Sprawling across 30,000 hectares of the Cairngorms National Park lies one of Scotland’s most remarkable estates.
Mar Lodge Estate is home to an astonishing mosaic of Scottish landscape, from heather-covered moorland, Caledonian pine forest, some 15 munros and the Quoich wetlands.
Golden and sea eagles can be seen soaring above the peaks, while waders are often heard echoing up the glen.
This year marks 30 years since the estate came under the ownership of National Trust for Scotland (NTS), following a then-anonymous £4.5 million donation from Ann Marie Salvesen of the Christian Salvesen shipping and distribution dynasty.
Since 1995, the landscape has undergone significant changes, with ownership shifting conservation efforts for a sporting estate to conservation work for trees and forested areas by reducing deer numbers.
Shaila Rao, who has worked as the estate’s ecologist for the last two decades, tells The Scotsman how and why some of the landscape has changed under NTS.
What’s been the biggest change at Mar Lodge under NTS ownership?

[GIVEN DATA]:
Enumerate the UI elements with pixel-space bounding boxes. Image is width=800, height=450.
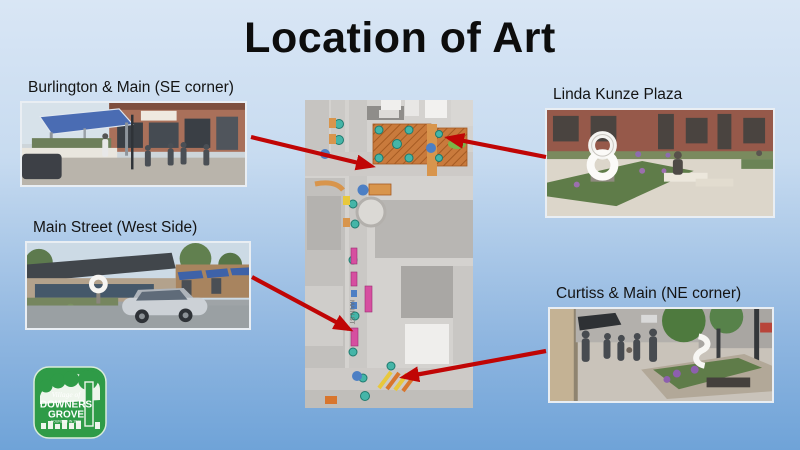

[WHAT TO DO]: Using the Mar Lodge Estate article above, state how much money was donated ahead of the estate coming under National Trust for Scotland ownership.

[SOLUTION FOR THIS PROBLEM]: £4.5 million